Figure record listings:

════════════════════

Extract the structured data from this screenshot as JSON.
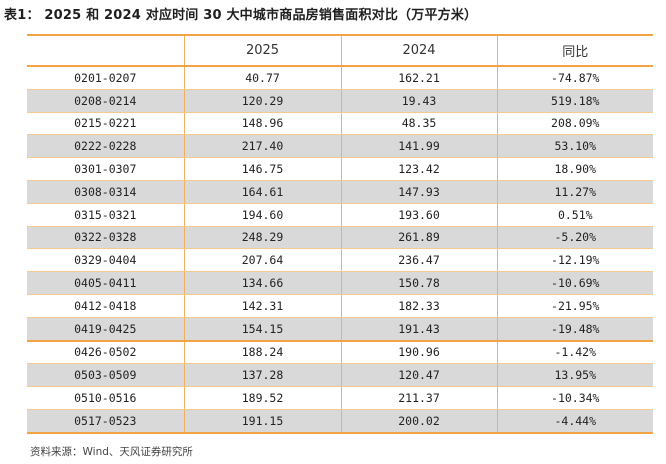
{
  "title": "表1： 2025 和 2024 对应时间 30 大中城市商品房销售面积对比（万平方米）",
  "table": {
    "headers": [
      "",
      "2025",
      "2024",
      "同比"
    ],
    "rows": [
      [
        "0201-0207",
        "40.77",
        "162.21",
        "-74.87%"
      ],
      [
        "0208-0214",
        "120.29",
        "19.43",
        "519.18%"
      ],
      [
        "0215-0221",
        "148.96",
        "48.35",
        "208.09%"
      ],
      [
        "0222-0228",
        "217.40",
        "141.99",
        "53.10%"
      ],
      [
        "0301-0307",
        "146.75",
        "123.42",
        "18.90%"
      ],
      [
        "0308-0314",
        "164.61",
        "147.93",
        "11.27%"
      ],
      [
        "0315-0321",
        "194.60",
        "193.60",
        "0.51%"
      ],
      [
        "0322-0328",
        "248.29",
        "261.89",
        "-5.20%"
      ],
      [
        "0329-0404",
        "207.64",
        "236.47",
        "-12.19%"
      ],
      [
        "0405-0411",
        "134.66",
        "150.78",
        "-10.69%"
      ],
      [
        "0412-0418",
        "142.31",
        "182.33",
        "-21.95%"
      ],
      [
        "0419-0425",
        "154.15",
        "191.43",
        "-19.48%"
      ],
      [
        "0426-0502",
        "188.24",
        "190.96",
        "-1.42%"
      ],
      [
        "0503-0509",
        "137.28",
        "120.47",
        "13.95%"
      ],
      [
        "0510-0516",
        "189.52",
        "211.37",
        "-10.34%"
      ],
      [
        "0517-0523",
        "191.15",
        "200.02",
        "-4.44%"
      ]
    ]
  },
  "source": "资料来源：Wind、天风证券研究所",
  "colors": {
    "accent": "#f2a444",
    "row_alt": "#d9d9d9"
  }
}
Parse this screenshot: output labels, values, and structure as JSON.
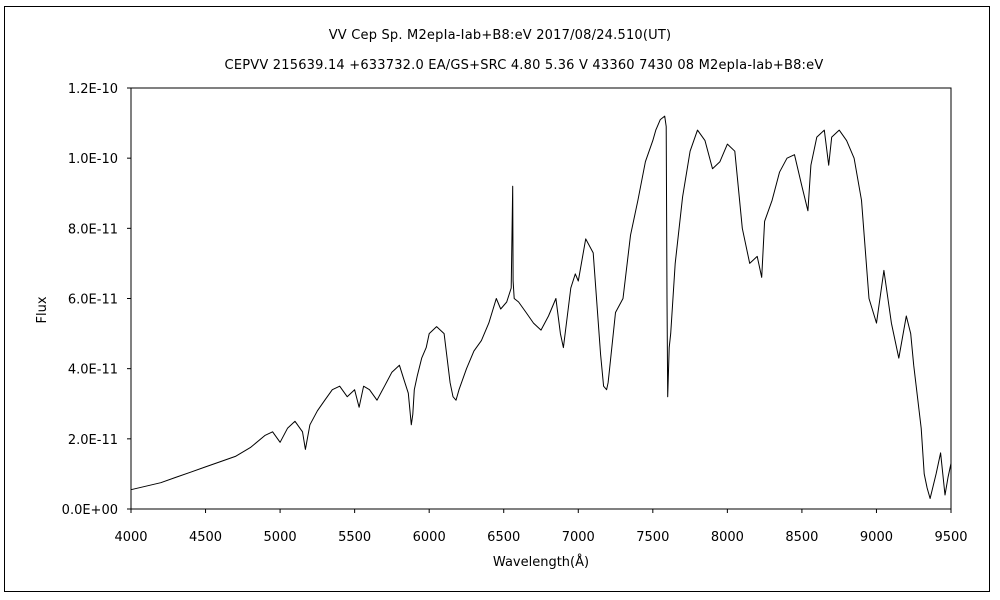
{
  "chart_data": {
    "type": "line",
    "title": "VV Cep     Sp. M2epIa-Iab+B8:eV     2017/08/24.510(UT)",
    "subtitle": "CEPVV 215639.14 +633732.0 EA/GS+SRC 4.80 5.36 V 43360 7430 08 M2epIa-Iab+B8:eV",
    "xlabel": "Wavelength(Å)",
    "ylabel": "Flux",
    "xlim": [
      4000,
      9500
    ],
    "ylim": [
      0,
      1.2e-10
    ],
    "x_ticks": [
      "4000",
      "4500",
      "5000",
      "5500",
      "6000",
      "6500",
      "7000",
      "7500",
      "8000",
      "8500",
      "9000",
      "9500"
    ],
    "y_ticks": [
      "0.0E+00",
      "2.0E-11",
      "4.0E-11",
      "6.0E-11",
      "8.0E-11",
      "1.0E-10",
      "1.2E-10"
    ],
    "grid": false,
    "series": [
      {
        "color": "#000000",
        "x": [
          4000,
          4100,
          4200,
          4300,
          4400,
          4500,
          4600,
          4700,
          4800,
          4900,
          4950,
          5000,
          5050,
          5100,
          5150,
          5170,
          5200,
          5250,
          5300,
          5350,
          5400,
          5450,
          5500,
          5530,
          5560,
          5600,
          5650,
          5700,
          5750,
          5800,
          5830,
          5860,
          5880,
          5890,
          5900,
          5920,
          5950,
          5980,
          6000,
          6050,
          6100,
          6140,
          6160,
          6180,
          6200,
          6250,
          6300,
          6350,
          6400,
          6450,
          6480,
          6520,
          6550,
          6560,
          6563,
          6570,
          6600,
          6650,
          6700,
          6750,
          6800,
          6850,
          6880,
          6900,
          6950,
          6980,
          7000,
          7050,
          7100,
          7150,
          7170,
          7190,
          7200,
          7210,
          7250,
          7300,
          7350,
          7400,
          7450,
          7500,
          7520,
          7550,
          7580,
          7590,
          7595,
          7600,
          7610,
          7620,
          7650,
          7700,
          7750,
          7800,
          7850,
          7900,
          7950,
          8000,
          8050,
          8100,
          8150,
          8200,
          8230,
          8250,
          8300,
          8350,
          8400,
          8450,
          8500,
          8540,
          8560,
          8600,
          8650,
          8680,
          8700,
          8750,
          8800,
          8850,
          8900,
          8950,
          9000,
          9050,
          9100,
          9150,
          9200,
          9230,
          9250,
          9300,
          9320,
          9340,
          9360,
          9400,
          9430,
          9460,
          9480,
          9500
        ],
        "y": [
          5.5e-12,
          6.5e-12,
          7.5e-12,
          9e-12,
          1.05e-11,
          1.2e-11,
          1.35e-11,
          1.5e-11,
          1.75e-11,
          2.1e-11,
          2.2e-11,
          1.9e-11,
          2.3e-11,
          2.5e-11,
          2.2e-11,
          1.7e-11,
          2.4e-11,
          2.8e-11,
          3.1e-11,
          3.4e-11,
          3.5e-11,
          3.2e-11,
          3.4e-11,
          2.9e-11,
          3.5e-11,
          3.4e-11,
          3.1e-11,
          3.5e-11,
          3.9e-11,
          4.1e-11,
          3.7e-11,
          3.3e-11,
          2.4e-11,
          2.7e-11,
          3.4e-11,
          3.8e-11,
          4.3e-11,
          4.6e-11,
          5e-11,
          5.2e-11,
          5e-11,
          3.6e-11,
          3.2e-11,
          3.1e-11,
          3.4e-11,
          4e-11,
          4.5e-11,
          4.8e-11,
          5.3e-11,
          6e-11,
          5.7e-11,
          5.9e-11,
          6.3e-11,
          9.2e-11,
          6.5e-11,
          6e-11,
          5.9e-11,
          5.6e-11,
          5.3e-11,
          5.1e-11,
          5.5e-11,
          6e-11,
          5e-11,
          4.6e-11,
          6.3e-11,
          6.7e-11,
          6.5e-11,
          7.7e-11,
          7.3e-11,
          4.4e-11,
          3.5e-11,
          3.4e-11,
          3.6e-11,
          4e-11,
          5.6e-11,
          6e-11,
          7.8e-11,
          8.8e-11,
          9.9e-11,
          1.05e-10,
          1.08e-10,
          1.11e-10,
          1.12e-10,
          1.09e-10,
          6e-11,
          3.2e-11,
          4.6e-11,
          5e-11,
          7e-11,
          8.9e-11,
          1.02e-10,
          1.08e-10,
          1.05e-10,
          9.7e-11,
          9.9e-11,
          1.04e-10,
          1.02e-10,
          8e-11,
          7e-11,
          7.2e-11,
          6.6e-11,
          8.2e-11,
          8.8e-11,
          9.6e-11,
          1e-10,
          1.01e-10,
          9.2e-11,
          8.5e-11,
          9.8e-11,
          1.06e-10,
          1.08e-10,
          9.8e-11,
          1.06e-10,
          1.08e-10,
          1.05e-10,
          1e-10,
          8.8e-11,
          6e-11,
          5.3e-11,
          6.8e-11,
          5.3e-11,
          4.3e-11,
          5.5e-11,
          5e-11,
          4.1e-11,
          2.3e-11,
          1e-11,
          6e-12,
          3e-12,
          1e-11,
          1.6e-11,
          4e-12,
          9e-12,
          1.3e-11
        ]
      }
    ]
  }
}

════════════════════

PROBLEM TO SOLVE:
Read through the entries and copy each line in which "screenshot" appears.

RESPONSE TO THIS EXERCISE:
Extract the structured data from this screenshot as JSON.
Parse this screenshot: output labels, values, and structure as JSON.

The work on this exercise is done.